» Dataset entries on figures
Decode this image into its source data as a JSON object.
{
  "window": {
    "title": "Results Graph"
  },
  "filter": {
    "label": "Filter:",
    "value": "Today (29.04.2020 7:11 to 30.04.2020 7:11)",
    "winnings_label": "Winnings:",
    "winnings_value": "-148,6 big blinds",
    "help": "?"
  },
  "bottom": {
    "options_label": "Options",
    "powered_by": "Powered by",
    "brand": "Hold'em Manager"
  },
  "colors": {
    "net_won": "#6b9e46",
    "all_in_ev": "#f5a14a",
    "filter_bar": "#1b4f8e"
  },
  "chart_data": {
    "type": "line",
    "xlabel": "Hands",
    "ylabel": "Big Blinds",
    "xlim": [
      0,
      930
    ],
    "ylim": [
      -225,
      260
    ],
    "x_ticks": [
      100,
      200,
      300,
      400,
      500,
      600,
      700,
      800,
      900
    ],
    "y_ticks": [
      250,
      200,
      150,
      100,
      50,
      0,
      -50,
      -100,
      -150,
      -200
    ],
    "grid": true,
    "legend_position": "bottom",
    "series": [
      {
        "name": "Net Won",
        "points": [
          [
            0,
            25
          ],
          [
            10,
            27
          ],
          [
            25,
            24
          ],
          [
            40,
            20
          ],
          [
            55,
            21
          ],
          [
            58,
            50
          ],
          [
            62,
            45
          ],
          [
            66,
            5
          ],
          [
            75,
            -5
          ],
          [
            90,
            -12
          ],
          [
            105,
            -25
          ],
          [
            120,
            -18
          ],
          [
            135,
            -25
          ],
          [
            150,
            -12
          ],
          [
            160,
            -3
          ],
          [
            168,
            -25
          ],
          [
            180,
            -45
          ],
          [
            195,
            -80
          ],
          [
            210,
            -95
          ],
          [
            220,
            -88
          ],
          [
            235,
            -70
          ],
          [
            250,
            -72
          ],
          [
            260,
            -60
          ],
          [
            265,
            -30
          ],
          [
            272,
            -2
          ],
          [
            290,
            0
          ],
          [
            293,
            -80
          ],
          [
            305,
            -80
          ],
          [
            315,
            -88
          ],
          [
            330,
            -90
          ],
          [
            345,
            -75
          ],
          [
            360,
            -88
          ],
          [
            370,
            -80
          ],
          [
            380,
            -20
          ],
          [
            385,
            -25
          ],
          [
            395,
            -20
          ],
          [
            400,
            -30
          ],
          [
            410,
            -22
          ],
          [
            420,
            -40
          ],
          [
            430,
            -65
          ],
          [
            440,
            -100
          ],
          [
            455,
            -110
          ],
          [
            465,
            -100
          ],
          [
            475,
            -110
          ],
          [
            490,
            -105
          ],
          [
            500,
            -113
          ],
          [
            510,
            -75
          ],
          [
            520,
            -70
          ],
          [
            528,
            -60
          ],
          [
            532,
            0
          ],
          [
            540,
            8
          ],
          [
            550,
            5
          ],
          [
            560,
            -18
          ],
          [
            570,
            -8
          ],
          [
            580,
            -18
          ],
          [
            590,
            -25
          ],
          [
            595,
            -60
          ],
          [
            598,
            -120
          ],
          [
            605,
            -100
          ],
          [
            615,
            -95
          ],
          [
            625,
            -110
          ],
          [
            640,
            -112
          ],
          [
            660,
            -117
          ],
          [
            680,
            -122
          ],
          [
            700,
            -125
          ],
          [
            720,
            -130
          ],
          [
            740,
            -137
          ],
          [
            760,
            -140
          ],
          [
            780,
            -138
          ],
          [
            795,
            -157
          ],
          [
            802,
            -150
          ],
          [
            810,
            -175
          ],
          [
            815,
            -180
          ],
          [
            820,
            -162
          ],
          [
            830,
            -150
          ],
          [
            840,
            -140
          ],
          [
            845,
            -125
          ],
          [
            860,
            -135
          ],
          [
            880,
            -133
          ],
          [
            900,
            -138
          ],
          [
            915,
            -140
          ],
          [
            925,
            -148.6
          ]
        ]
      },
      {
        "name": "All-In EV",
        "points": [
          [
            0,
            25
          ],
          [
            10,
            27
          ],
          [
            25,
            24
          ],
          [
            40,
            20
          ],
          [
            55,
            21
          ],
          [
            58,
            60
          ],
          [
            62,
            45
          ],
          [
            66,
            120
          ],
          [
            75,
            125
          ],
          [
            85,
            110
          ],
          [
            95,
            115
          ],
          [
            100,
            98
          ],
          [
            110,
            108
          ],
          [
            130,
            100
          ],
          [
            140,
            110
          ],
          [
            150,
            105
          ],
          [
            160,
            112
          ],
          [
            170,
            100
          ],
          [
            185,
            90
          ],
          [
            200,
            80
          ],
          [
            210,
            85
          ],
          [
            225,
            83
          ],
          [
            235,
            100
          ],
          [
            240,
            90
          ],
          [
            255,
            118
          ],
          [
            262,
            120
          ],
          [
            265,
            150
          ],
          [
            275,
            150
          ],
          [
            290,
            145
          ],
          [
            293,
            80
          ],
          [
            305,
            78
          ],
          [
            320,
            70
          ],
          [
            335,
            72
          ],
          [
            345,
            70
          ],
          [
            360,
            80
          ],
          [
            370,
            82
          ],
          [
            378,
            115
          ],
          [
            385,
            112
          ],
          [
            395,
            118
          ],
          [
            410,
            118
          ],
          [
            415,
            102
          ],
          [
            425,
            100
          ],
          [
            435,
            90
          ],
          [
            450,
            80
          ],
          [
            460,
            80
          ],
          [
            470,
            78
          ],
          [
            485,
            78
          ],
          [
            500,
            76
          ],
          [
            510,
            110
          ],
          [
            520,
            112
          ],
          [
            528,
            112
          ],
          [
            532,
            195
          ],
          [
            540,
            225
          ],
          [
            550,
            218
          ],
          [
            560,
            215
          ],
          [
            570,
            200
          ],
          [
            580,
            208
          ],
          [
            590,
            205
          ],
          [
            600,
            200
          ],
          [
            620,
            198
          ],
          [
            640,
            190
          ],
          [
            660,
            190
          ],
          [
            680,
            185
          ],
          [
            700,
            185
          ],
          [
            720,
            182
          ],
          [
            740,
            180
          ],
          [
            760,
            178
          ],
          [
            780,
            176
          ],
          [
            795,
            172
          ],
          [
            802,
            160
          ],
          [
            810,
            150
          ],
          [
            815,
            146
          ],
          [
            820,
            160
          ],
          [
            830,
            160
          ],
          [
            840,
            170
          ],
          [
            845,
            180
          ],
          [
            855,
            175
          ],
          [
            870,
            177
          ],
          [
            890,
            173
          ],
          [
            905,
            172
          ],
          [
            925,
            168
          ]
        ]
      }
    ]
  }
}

» WHAT IS EXPECTED
Return each entry from the material above exactly as it appears.

» SOLUTION
Decode this image into its source data as a JSON object.
{
  "window": {
    "title": "Results Graph"
  },
  "filter": {
    "label": "Filter:",
    "value": "Today (29.04.2020 7:11 to 30.04.2020 7:11)",
    "winnings_label": "Winnings:",
    "winnings_value": "-148,6 big blinds",
    "help": "?"
  },
  "bottom": {
    "options_label": "Options",
    "powered_by": "Powered by",
    "brand": "Hold'em Manager"
  },
  "colors": {
    "net_won": "#6b9e46",
    "all_in_ev": "#f5a14a",
    "filter_bar": "#1b4f8e"
  },
  "chart_data": {
    "type": "line",
    "xlabel": "Hands",
    "ylabel": "Big Blinds",
    "xlim": [
      0,
      930
    ],
    "ylim": [
      -225,
      260
    ],
    "x_ticks": [
      100,
      200,
      300,
      400,
      500,
      600,
      700,
      800,
      900
    ],
    "y_ticks": [
      250,
      200,
      150,
      100,
      50,
      0,
      -50,
      -100,
      -150,
      -200
    ],
    "grid": true,
    "legend_position": "bottom",
    "series": [
      {
        "name": "Net Won",
        "points": [
          [
            0,
            25
          ],
          [
            10,
            27
          ],
          [
            25,
            24
          ],
          [
            40,
            20
          ],
          [
            55,
            21
          ],
          [
            58,
            50
          ],
          [
            62,
            45
          ],
          [
            66,
            5
          ],
          [
            75,
            -5
          ],
          [
            90,
            -12
          ],
          [
            105,
            -25
          ],
          [
            120,
            -18
          ],
          [
            135,
            -25
          ],
          [
            150,
            -12
          ],
          [
            160,
            -3
          ],
          [
            168,
            -25
          ],
          [
            180,
            -45
          ],
          [
            195,
            -80
          ],
          [
            210,
            -95
          ],
          [
            220,
            -88
          ],
          [
            235,
            -70
          ],
          [
            250,
            -72
          ],
          [
            260,
            -60
          ],
          [
            265,
            -30
          ],
          [
            272,
            -2
          ],
          [
            290,
            0
          ],
          [
            293,
            -80
          ],
          [
            305,
            -80
          ],
          [
            315,
            -88
          ],
          [
            330,
            -90
          ],
          [
            345,
            -75
          ],
          [
            360,
            -88
          ],
          [
            370,
            -80
          ],
          [
            380,
            -20
          ],
          [
            385,
            -25
          ],
          [
            395,
            -20
          ],
          [
            400,
            -30
          ],
          [
            410,
            -22
          ],
          [
            420,
            -40
          ],
          [
            430,
            -65
          ],
          [
            440,
            -100
          ],
          [
            455,
            -110
          ],
          [
            465,
            -100
          ],
          [
            475,
            -110
          ],
          [
            490,
            -105
          ],
          [
            500,
            -113
          ],
          [
            510,
            -75
          ],
          [
            520,
            -70
          ],
          [
            528,
            -60
          ],
          [
            532,
            0
          ],
          [
            540,
            8
          ],
          [
            550,
            5
          ],
          [
            560,
            -18
          ],
          [
            570,
            -8
          ],
          [
            580,
            -18
          ],
          [
            590,
            -25
          ],
          [
            595,
            -60
          ],
          [
            598,
            -120
          ],
          [
            605,
            -100
          ],
          [
            615,
            -95
          ],
          [
            625,
            -110
          ],
          [
            640,
            -112
          ],
          [
            660,
            -117
          ],
          [
            680,
            -122
          ],
          [
            700,
            -125
          ],
          [
            720,
            -130
          ],
          [
            740,
            -137
          ],
          [
            760,
            -140
          ],
          [
            780,
            -138
          ],
          [
            795,
            -157
          ],
          [
            802,
            -150
          ],
          [
            810,
            -175
          ],
          [
            815,
            -180
          ],
          [
            820,
            -162
          ],
          [
            830,
            -150
          ],
          [
            840,
            -140
          ],
          [
            845,
            -125
          ],
          [
            860,
            -135
          ],
          [
            880,
            -133
          ],
          [
            900,
            -138
          ],
          [
            915,
            -140
          ],
          [
            925,
            -148.6
          ]
        ]
      },
      {
        "name": "All-In EV",
        "points": [
          [
            0,
            25
          ],
          [
            10,
            27
          ],
          [
            25,
            24
          ],
          [
            40,
            20
          ],
          [
            55,
            21
          ],
          [
            58,
            60
          ],
          [
            62,
            45
          ],
          [
            66,
            120
          ],
          [
            75,
            125
          ],
          [
            85,
            110
          ],
          [
            95,
            115
          ],
          [
            100,
            98
          ],
          [
            110,
            108
          ],
          [
            130,
            100
          ],
          [
            140,
            110
          ],
          [
            150,
            105
          ],
          [
            160,
            112
          ],
          [
            170,
            100
          ],
          [
            185,
            90
          ],
          [
            200,
            80
          ],
          [
            210,
            85
          ],
          [
            225,
            83
          ],
          [
            235,
            100
          ],
          [
            240,
            90
          ],
          [
            255,
            118
          ],
          [
            262,
            120
          ],
          [
            265,
            150
          ],
          [
            275,
            150
          ],
          [
            290,
            145
          ],
          [
            293,
            80
          ],
          [
            305,
            78
          ],
          [
            320,
            70
          ],
          [
            335,
            72
          ],
          [
            345,
            70
          ],
          [
            360,
            80
          ],
          [
            370,
            82
          ],
          [
            378,
            115
          ],
          [
            385,
            112
          ],
          [
            395,
            118
          ],
          [
            410,
            118
          ],
          [
            415,
            102
          ],
          [
            425,
            100
          ],
          [
            435,
            90
          ],
          [
            450,
            80
          ],
          [
            460,
            80
          ],
          [
            470,
            78
          ],
          [
            485,
            78
          ],
          [
            500,
            76
          ],
          [
            510,
            110
          ],
          [
            520,
            112
          ],
          [
            528,
            112
          ],
          [
            532,
            195
          ],
          [
            540,
            225
          ],
          [
            550,
            218
          ],
          [
            560,
            215
          ],
          [
            570,
            200
          ],
          [
            580,
            208
          ],
          [
            590,
            205
          ],
          [
            600,
            200
          ],
          [
            620,
            198
          ],
          [
            640,
            190
          ],
          [
            660,
            190
          ],
          [
            680,
            185
          ],
          [
            700,
            185
          ],
          [
            720,
            182
          ],
          [
            740,
            180
          ],
          [
            760,
            178
          ],
          [
            780,
            176
          ],
          [
            795,
            172
          ],
          [
            802,
            160
          ],
          [
            810,
            150
          ],
          [
            815,
            146
          ],
          [
            820,
            160
          ],
          [
            830,
            160
          ],
          [
            840,
            170
          ],
          [
            845,
            180
          ],
          [
            855,
            175
          ],
          [
            870,
            177
          ],
          [
            890,
            173
          ],
          [
            905,
            172
          ],
          [
            925,
            168
          ]
        ]
      }
    ]
  }
}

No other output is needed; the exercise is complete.